_EXERCISE MATERIAL_:
- - - - - - -
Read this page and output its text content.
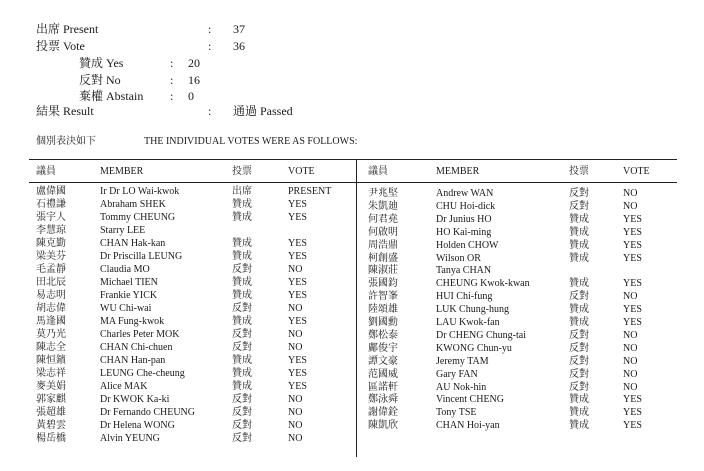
出席 Present	: 37
投票 Vote	: 36
贊成 Yes	: 20
反對 No	: 16
棄權 Abstain : 0
結果 Result	: 通過 Passed
個別表決如下	THE INDIVIDUAL VOTES WERE AS FOLLOWS:
議員	MEMBER	投票	VOTE	議員	MEMBER	投票	VOTE
盧偉國	Ir Dr LO Wai-kwok	出席	PRESENT
石禮謙	Abraham SHEK	贊成	YES
張宇人	Tommy CHEUNG	贊成	YES
李慧琼	Starry LEE
陳克勤	CHAN Hak-kan	贊成	YES
梁美芬	Dr Priscilla LEUNG	贊成	YES
毛孟靜	Claudia MO	反對	NO
田北辰	Michael TIEN	贊成	YES
易志明	Frankie YICK	贊成	YES
胡志偉	WU Chi-wai	反對	NO
馬逢國	MA Fung-kwok	贊成	YES
莫乃光	Charles Peter MOK	反對	NO
陳志全	CHAN Chi-chuen	反對	NO
陳恒鑌	CHAN Han-pan	贊成	YES
梁志祥	LEUNG Che-cheung	贊成	YES
麥美娟	Alice MAK	贊成	YES
郭家麒	Dr KWOK Ka-ki	反對	NO
張超雄	Dr Fernando CHEUNG	反對	NO
黃碧雲	Dr Helena WONG	反對	NO
楊岳橋	Alvin YEUNG	反對	NO
尹兆堅	Andrew WAN	反對	NO
朱凱廸	CHU Hoi-dick	反對	NO
何君堯	Dr Junius HO	贊成	YES
何啟明	HO Kai-ming	贊成	YES
周浩鼎	Holden CHOW	贊成	YES
柯創盛	Wilson OR	贊成	YES
陳淑莊	Tanya CHAN
張國鈞	CHEUNG Kwok-kwan	贊成	YES
許智峯	HUI Chi-fung	反對	NO
陸頌雄	LUK Chung-hung	贊成	YES
劉國勳	LAU Kwok-fan	贊成	YES
鄭松泰	Dr CHENG Chung-tai	反對	NO
鄺俊宇	KWONG Chun-yu	反對	NO
譚文豪	Jeremy TAM	反對	NO
范國威	Gary FAN	反對	NO
區諾軒	AU Nok-hin	反對	NO
鄭泳舜	Vincent CHENG	贊成	YES
謝偉銓	Tony TSE	贊成	YES
陳凱欣	CHAN Hoi-yan	贊成	YES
- - - - - - -
_THE REQUEST_: Images should not appear in the copy; retype the listing above exactly.

_TASK OUTPUT_:
Read this page and output its text content.
出席 Present	: 37
投票 Vote	: 36
贊成 Yes	: 20
反對 No	: 16
棄權 Abstain : 0
結果 Result	: 通過 Passed
個別表決如下	THE INDIVIDUAL VOTES WERE AS FOLLOWS:
議員	MEMBER	投票	VOTE	議員	MEMBER	投票	VOTE
盧偉國	Ir Dr LO Wai-kwok	出席	PRESENT
石禮謙	Abraham SHEK	贊成	YES
張宇人	Tommy CHEUNG	贊成	YES
李慧琼	Starry LEE
陳克勤	CHAN Hak-kan	贊成	YES
梁美芬	Dr Priscilla LEUNG	贊成	YES
毛孟靜	Claudia MO	反對	NO
田北辰	Michael TIEN	贊成	YES
易志明	Frankie YICK	贊成	YES
胡志偉	WU Chi-wai	反對	NO
馬逢國	MA Fung-kwok	贊成	YES
莫乃光	Charles Peter MOK	反對	NO
陳志全	CHAN Chi-chuen	反對	NO
陳恒鑌	CHAN Han-pan	贊成	YES
梁志祥	LEUNG Che-cheung	贊成	YES
麥美娟	Alice MAK	贊成	YES
郭家麒	Dr KWOK Ka-ki	反對	NO
張超雄	Dr Fernando CHEUNG	反對	NO
黃碧雲	Dr Helena WONG	反對	NO
楊岳橋	Alvin YEUNG	反對	NO
尹兆堅	Andrew WAN	反對	NO
朱凱廸	CHU Hoi-dick	反對	NO
何君堯	Dr Junius HO	贊成	YES
何啟明	HO Kai-ming	贊成	YES
周浩鼎	Holden CHOW	贊成	YES
柯創盛	Wilson OR	贊成	YES
陳淑莊	Tanya CHAN
張國鈞	CHEUNG Kwok-kwan	贊成	YES
許智峯	HUI Chi-fung	反對	NO
陸頌雄	LUK Chung-hung	贊成	YES
劉國勳	LAU Kwok-fan	贊成	YES
鄭松泰	Dr CHENG Chung-tai	反對	NO
鄺俊宇	KWONG Chun-yu	反對	NO
譚文豪	Jeremy TAM	反對	NO
范國威	Gary FAN	反對	NO
區諾軒	AU Nok-hin	反對	NO
鄭泳舜	Vincent CHENG	贊成	YES
謝偉銓	Tony TSE	贊成	YES
陳凱欣	CHAN Hoi-yan	贊成	YES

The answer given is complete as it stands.